**Pasaje fuente**:
============

El cristianismo no pocas veces ha predicado un espiritualismo angelical, contraponiendo el reino material con el espiritual. La salvación prometida era ir al cielo, más allá de la corporalidad corruptible.

Pero la resurrección, que estos días de Pascua celebramos, no es una huida del cuerpo, sino justamente la plena asunción de esta realidad. Nuestro cotidiano nos devuelve tozudamente a la experiencia de que somos cuerpos; somos convocados de manera escandalosa a las cosas pequeñas, tan a menudo desatendidas y despreciadas.

Sin alimento material es imposible la pervivencia de la vida biológica y corporal. Incluso los grupos humanos previos a la aparición de la agricultura, los cazadores-recolectores, tenían que esforzarse para poder tener alimento. San Pablo, en una frase lapidaria, dice: “quien no quiera trabajar, que no coma” (2 Tes 3, 10). También el multimillonario de una gran empresa tecnológica es un cuerpo y necesita que alguien le proporcione un plato de comida.

En las sociedades contemporáneas el trabajo se vive, a menudo con razón, más como una condena que como un espacio de desarrollo y plenitud humana. Y de todos los trabajos, el trabajo manual es el más ninguneado, el más ridiculizado e invisibilizado, el más mal pagado, el más explotado y precarizado. Aquellos que se dedican a trabajar con sus manos parecen haber sufrido una maldición divina. Ni les vemos, ni les queremos ver, ni les queremos pagar dignamente: el temporero que recoge la verdura que hoy cenaré, la joven que trabaja en el matadero de una macro granja de cerdos, el basurero que limpia de buena mañana mi calle, la cajera que despacha con prisa en el supermercado, el limpiador de cristales que pasa cada quince días por mi oficina, la cuidadora que ducha cada mañana a mi abuelo anciano, el rider que me traerá la pizza a casa a altas horas de la noche, el niño que extrae de una mina infame el coltán que acabará en mi móvil…

Detrás de tantas pantallas, teléfonos, e-mails, apps, desplazamientos con vehículos motorizados…, perdemos contacto con la realidad material, corporal. En buena medida el acceso ilimitado e ininterrumpido a la electricidad, agua potable e internet 24 horas, nos desarraigan y nos ofrecen la ficción de que podemos vivir desmaterializados. Muchos en el occidente urbanita ya no tenemos ni la más remota idea de lo que implica asegurar un plato de comida al día. Tampoco somos conscientes del esfuerzo y el gasto brutal de energía que supone, por ejemplo, viajar tan solo veinte kilómetros o desplazarse unos pocos metros en vertical. “Obviedades” a las que nos hemos acostumbrado y ya no nos generan ninguna sorpresa: piso el acelerador del coche y como por arte de magia una tonelada y media de material (metal y plástico) se desplaza a una velocidad vertiginosa. O toco un botón del ascensor y una complicadísima maquinaria moverá miles de piezas para llevar mi pequeña masa corporal de un piso a otro.

============

**Datos extraídos**:
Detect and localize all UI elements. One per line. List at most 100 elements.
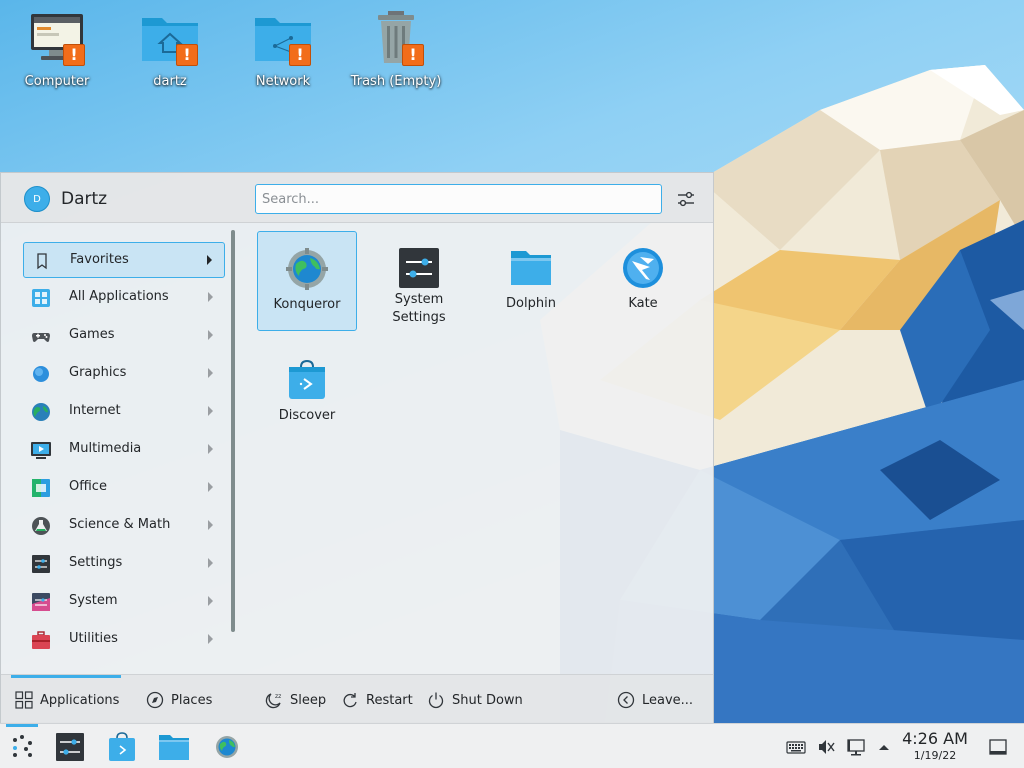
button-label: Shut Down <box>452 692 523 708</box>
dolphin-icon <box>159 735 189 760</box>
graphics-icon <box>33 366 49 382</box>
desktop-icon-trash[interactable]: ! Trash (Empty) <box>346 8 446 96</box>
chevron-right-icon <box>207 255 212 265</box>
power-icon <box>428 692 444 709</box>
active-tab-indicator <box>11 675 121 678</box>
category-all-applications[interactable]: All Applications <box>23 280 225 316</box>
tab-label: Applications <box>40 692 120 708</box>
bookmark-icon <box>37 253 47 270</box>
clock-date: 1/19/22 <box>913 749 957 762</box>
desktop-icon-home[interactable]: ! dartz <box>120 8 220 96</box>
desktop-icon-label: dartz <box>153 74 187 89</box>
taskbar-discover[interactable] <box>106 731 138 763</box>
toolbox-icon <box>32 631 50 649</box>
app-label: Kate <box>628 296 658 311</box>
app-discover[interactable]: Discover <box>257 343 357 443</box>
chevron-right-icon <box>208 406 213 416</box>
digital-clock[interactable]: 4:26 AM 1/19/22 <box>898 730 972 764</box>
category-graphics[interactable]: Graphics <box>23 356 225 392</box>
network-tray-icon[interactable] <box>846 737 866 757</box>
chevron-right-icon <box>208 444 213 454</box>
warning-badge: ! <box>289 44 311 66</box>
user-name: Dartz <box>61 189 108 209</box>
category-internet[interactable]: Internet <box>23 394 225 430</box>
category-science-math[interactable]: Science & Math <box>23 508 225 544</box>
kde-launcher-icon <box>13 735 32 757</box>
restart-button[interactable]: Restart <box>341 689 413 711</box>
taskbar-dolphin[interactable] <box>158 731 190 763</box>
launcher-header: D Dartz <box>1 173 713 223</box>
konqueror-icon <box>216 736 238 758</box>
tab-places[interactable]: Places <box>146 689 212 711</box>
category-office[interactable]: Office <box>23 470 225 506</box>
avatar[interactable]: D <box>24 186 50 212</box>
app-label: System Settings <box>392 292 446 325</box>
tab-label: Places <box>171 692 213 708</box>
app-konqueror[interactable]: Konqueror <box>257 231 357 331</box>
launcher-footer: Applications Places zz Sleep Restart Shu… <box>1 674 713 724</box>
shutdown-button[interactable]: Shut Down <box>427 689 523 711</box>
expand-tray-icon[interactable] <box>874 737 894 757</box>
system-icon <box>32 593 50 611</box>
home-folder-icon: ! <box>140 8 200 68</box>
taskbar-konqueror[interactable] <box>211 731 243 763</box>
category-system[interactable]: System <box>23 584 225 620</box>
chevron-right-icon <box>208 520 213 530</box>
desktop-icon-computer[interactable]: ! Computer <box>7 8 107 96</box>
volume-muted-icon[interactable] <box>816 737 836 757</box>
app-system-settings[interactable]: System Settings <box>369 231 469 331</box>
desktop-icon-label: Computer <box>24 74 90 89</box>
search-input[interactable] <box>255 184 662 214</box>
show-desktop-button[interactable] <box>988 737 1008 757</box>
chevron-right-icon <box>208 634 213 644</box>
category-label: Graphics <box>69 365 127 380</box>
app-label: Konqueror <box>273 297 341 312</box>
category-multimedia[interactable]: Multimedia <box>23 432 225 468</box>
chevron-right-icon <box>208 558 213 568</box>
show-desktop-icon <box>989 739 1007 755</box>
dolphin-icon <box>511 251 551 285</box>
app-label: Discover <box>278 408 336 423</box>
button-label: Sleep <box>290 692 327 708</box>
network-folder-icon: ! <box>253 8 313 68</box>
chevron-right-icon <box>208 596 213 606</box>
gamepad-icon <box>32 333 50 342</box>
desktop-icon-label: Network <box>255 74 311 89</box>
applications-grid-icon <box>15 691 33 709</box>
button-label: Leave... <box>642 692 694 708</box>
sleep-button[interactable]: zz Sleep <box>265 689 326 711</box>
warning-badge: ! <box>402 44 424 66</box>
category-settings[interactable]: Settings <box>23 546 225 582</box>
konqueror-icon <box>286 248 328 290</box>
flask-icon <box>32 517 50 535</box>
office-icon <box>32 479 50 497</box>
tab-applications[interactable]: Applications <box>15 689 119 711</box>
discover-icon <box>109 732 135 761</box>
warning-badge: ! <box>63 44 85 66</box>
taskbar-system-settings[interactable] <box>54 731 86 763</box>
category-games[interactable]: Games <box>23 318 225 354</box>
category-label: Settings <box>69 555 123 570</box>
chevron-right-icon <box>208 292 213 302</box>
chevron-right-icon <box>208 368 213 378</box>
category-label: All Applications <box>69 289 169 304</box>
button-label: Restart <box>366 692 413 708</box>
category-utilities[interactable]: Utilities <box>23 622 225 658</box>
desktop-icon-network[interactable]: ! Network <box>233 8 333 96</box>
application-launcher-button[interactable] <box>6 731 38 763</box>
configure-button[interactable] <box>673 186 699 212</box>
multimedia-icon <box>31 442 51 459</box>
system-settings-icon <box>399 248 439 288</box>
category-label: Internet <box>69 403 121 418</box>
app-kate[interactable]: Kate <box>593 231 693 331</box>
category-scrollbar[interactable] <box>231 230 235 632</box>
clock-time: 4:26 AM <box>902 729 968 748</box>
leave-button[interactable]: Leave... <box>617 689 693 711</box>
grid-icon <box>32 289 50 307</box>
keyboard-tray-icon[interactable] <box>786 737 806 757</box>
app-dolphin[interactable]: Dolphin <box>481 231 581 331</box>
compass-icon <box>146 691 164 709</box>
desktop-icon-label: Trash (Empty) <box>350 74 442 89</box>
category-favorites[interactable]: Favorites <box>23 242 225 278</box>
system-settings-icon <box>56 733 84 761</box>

============

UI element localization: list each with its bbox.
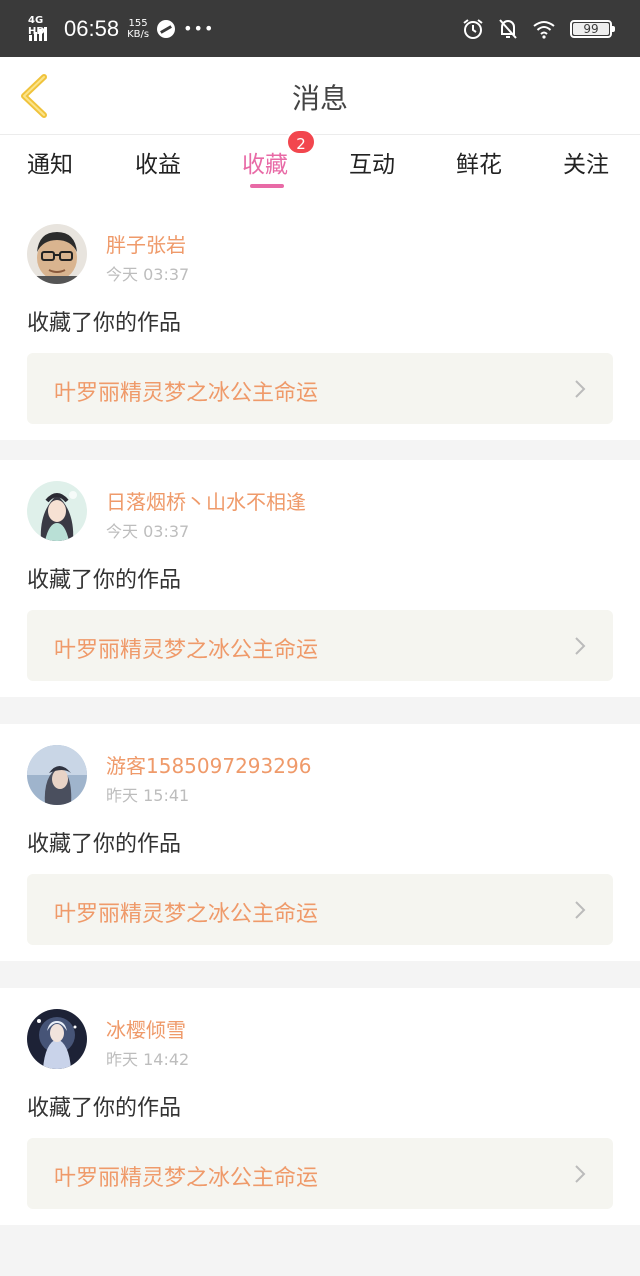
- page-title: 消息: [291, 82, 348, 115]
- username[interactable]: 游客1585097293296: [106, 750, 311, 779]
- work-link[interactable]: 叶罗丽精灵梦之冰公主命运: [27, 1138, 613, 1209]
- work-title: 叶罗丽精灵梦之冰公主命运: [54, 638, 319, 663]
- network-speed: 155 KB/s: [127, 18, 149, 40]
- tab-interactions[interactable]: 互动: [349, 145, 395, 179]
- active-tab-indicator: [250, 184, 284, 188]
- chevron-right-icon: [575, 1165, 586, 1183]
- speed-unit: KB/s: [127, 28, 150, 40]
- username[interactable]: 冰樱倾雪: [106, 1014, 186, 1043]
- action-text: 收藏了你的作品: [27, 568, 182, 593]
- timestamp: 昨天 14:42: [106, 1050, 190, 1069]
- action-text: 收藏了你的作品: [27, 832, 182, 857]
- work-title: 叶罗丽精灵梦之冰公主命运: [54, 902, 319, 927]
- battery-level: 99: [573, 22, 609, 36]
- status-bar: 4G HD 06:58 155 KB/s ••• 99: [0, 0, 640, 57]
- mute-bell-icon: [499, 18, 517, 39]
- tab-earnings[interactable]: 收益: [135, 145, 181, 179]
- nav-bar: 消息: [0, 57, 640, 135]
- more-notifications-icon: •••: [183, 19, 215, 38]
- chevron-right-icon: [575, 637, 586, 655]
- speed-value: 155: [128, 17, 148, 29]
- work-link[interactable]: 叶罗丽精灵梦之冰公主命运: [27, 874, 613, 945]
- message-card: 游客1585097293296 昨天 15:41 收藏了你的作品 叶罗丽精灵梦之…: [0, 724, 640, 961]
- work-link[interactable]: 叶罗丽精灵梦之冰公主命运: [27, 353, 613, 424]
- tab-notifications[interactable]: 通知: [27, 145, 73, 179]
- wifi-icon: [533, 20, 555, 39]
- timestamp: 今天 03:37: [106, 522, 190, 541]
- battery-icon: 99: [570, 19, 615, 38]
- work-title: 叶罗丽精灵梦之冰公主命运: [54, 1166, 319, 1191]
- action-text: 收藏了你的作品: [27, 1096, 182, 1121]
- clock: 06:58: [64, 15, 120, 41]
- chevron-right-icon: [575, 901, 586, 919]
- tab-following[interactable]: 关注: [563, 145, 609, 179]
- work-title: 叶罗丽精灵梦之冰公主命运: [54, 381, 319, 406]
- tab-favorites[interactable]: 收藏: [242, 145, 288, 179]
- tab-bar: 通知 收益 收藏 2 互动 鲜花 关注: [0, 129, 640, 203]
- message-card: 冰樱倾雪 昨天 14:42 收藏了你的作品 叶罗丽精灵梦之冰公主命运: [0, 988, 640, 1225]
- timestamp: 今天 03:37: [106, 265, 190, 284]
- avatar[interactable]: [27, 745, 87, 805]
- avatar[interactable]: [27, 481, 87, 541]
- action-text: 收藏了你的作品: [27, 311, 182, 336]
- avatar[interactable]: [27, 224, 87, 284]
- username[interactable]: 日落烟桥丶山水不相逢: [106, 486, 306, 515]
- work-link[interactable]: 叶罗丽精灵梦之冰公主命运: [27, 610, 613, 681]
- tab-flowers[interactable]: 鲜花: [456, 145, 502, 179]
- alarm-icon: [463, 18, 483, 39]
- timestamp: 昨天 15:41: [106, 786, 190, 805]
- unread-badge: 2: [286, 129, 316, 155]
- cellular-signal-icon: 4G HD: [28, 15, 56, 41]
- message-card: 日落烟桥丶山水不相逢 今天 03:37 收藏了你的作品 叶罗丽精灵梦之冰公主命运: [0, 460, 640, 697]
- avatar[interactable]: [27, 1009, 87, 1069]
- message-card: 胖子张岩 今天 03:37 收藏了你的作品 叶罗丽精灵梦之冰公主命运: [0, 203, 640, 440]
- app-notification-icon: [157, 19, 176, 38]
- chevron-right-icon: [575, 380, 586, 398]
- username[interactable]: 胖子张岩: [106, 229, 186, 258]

============

**Tarea planteada**:
Devuelve, copiado literalmente del texto sobre el cuerpo y el trabajo manual, el fragmento entre "Sin alimento material" y "plato de comida.", ambos incluidos.

**Solución completa**:
Sin alimento material es imposible la pervivencia de la vida biológica y corporal. Incluso los grupos humanos previos a la aparición de la agricultura, los cazadores-recolectores, tenían que esforzarse para poder tener alimento. San Pablo, en una frase lapidaria, dice: “quien no quiera trabajar, que no coma” (2 Tes 3, 10). También el multimillonario de una gran empresa tecnológica es un cuerpo y necesita que alguien le proporcione un plato de comida.